** BEGIN Entries **
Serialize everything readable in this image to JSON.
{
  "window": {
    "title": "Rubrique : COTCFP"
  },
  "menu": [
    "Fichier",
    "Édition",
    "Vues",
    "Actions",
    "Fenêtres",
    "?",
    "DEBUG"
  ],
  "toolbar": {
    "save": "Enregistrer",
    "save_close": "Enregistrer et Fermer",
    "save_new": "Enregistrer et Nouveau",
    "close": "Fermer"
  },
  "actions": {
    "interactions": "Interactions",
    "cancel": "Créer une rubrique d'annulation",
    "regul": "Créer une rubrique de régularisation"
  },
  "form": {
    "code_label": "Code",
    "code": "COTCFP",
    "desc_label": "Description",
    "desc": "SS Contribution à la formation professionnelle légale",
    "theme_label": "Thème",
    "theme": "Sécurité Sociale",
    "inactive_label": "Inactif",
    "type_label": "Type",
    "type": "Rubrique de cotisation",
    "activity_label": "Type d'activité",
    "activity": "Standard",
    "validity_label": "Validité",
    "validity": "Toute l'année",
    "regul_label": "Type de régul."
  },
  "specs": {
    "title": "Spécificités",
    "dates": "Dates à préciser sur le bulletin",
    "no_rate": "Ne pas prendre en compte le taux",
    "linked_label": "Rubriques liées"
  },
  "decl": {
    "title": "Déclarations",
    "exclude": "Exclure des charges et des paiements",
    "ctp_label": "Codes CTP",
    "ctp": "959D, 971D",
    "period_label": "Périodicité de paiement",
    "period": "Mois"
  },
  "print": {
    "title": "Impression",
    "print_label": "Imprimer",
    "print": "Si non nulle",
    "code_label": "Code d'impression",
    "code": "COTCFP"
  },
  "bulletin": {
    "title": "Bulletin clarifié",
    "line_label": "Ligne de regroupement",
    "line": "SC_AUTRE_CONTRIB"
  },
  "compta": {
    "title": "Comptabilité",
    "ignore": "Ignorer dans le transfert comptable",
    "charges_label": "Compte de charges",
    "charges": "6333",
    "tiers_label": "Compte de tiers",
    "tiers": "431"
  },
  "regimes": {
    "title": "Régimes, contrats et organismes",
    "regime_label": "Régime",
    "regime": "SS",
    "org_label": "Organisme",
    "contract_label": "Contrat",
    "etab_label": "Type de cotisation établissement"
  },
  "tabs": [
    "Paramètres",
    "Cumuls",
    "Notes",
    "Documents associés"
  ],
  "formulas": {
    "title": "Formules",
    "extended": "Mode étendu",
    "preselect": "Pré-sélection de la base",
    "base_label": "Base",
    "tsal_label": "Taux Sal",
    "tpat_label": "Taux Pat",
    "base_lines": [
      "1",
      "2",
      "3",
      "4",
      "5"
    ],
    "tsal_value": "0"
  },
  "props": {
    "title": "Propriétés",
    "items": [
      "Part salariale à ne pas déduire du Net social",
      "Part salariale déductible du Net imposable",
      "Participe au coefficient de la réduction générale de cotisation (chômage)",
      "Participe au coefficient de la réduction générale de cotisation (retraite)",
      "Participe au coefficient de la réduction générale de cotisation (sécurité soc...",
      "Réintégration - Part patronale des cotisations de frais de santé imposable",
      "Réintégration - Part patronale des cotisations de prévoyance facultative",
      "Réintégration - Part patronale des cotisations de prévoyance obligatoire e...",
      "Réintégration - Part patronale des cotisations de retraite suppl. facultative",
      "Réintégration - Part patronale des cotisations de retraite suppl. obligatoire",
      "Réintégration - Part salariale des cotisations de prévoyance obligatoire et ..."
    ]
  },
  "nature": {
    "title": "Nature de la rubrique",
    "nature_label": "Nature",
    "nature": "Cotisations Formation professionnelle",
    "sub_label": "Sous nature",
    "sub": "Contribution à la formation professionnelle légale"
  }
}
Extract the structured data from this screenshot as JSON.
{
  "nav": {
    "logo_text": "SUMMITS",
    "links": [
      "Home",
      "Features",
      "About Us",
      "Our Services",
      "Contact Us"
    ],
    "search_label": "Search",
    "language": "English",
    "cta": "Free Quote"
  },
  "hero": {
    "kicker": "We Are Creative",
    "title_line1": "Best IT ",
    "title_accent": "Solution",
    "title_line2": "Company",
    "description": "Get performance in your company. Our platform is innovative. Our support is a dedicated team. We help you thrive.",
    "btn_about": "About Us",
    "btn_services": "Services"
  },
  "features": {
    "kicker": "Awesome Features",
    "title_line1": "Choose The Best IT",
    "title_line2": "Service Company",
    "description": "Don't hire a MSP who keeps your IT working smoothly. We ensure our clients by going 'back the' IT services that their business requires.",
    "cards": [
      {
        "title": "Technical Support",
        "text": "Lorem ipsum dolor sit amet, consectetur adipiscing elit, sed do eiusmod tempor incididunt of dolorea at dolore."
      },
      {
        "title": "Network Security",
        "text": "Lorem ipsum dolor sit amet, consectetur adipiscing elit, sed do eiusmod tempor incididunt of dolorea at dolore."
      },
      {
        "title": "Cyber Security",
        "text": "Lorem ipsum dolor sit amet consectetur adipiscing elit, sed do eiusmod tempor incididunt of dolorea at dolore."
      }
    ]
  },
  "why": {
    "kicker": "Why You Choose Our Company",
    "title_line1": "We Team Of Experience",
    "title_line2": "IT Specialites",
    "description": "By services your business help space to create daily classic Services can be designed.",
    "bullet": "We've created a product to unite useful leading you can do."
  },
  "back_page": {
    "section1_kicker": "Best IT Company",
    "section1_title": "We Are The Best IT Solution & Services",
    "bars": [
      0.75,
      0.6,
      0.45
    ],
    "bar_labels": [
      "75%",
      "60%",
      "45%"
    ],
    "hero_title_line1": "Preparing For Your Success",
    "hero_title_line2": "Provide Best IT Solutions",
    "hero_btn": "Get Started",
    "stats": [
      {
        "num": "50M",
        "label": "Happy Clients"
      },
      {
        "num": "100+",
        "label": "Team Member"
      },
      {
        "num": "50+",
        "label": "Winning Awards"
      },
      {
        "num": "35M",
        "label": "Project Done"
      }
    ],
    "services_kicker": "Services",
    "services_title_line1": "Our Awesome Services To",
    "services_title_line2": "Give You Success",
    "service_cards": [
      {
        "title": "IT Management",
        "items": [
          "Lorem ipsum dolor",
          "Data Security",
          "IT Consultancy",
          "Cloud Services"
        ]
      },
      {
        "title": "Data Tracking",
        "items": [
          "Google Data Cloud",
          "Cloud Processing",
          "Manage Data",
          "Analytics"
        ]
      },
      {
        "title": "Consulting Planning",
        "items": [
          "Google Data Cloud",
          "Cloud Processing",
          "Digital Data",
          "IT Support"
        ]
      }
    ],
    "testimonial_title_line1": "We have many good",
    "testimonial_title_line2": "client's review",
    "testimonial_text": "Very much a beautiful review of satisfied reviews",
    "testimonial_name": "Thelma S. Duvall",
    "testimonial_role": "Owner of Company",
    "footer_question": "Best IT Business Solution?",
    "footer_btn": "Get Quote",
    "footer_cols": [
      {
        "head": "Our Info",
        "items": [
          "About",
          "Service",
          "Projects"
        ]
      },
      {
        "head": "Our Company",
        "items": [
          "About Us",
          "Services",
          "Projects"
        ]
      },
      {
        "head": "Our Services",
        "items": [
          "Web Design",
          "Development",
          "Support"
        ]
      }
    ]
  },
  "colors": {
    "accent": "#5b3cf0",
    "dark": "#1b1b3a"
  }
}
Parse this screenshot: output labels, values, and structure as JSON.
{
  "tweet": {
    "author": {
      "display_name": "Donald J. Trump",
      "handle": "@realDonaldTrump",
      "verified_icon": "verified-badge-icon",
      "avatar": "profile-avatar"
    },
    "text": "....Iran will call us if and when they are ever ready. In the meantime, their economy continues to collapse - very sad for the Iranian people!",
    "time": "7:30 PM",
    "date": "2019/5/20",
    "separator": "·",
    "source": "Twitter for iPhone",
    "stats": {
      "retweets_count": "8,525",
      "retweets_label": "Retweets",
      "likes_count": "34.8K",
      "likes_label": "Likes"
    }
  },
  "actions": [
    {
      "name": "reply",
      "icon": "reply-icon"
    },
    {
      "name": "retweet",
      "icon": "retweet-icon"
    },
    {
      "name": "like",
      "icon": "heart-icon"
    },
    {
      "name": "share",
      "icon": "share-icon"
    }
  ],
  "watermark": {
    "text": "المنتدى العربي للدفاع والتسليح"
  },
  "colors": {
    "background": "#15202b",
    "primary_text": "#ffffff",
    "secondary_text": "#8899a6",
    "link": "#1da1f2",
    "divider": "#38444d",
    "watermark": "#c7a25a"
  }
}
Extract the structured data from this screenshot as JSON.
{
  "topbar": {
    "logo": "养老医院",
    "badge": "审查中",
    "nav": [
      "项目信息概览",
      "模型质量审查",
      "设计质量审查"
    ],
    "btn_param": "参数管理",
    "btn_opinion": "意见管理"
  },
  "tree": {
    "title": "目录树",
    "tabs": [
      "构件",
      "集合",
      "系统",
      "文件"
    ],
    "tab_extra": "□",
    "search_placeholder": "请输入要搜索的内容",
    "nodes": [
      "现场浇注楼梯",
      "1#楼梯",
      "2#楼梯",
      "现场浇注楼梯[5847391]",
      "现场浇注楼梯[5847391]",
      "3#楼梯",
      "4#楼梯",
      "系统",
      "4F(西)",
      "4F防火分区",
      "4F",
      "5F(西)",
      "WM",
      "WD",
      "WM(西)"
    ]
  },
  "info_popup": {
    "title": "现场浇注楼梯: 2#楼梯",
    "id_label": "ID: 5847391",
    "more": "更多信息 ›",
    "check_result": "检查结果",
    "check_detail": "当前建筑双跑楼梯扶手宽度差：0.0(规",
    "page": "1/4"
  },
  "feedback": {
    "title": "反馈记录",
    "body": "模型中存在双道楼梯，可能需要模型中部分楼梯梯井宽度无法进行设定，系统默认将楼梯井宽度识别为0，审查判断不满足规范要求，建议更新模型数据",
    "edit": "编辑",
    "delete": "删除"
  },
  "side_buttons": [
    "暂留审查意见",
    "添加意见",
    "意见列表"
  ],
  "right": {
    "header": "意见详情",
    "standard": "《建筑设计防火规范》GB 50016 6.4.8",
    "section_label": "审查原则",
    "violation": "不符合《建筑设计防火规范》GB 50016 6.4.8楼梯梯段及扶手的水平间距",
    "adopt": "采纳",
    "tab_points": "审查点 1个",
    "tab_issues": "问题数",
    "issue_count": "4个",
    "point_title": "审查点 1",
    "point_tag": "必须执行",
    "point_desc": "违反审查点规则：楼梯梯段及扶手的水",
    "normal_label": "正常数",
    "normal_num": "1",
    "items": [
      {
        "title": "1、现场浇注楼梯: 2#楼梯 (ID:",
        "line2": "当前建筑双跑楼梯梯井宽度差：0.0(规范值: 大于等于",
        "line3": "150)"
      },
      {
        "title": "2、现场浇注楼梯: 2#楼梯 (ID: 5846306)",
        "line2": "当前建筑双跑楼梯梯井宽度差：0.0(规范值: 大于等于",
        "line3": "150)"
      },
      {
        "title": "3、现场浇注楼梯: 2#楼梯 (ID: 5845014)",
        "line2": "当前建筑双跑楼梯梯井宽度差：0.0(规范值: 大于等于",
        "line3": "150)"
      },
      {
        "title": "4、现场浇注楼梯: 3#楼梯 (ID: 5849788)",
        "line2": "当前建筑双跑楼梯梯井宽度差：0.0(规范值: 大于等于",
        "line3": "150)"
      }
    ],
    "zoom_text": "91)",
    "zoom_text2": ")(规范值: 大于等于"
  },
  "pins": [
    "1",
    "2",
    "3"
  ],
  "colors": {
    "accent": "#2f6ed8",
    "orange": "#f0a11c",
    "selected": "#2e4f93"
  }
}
** END Entries **
Find the word "Choose" in the material, then list each line that holds it.

Exercise solution:
    "title_line1": "Choose The Best IT",
    "kicker": "Why You Choose Our Company",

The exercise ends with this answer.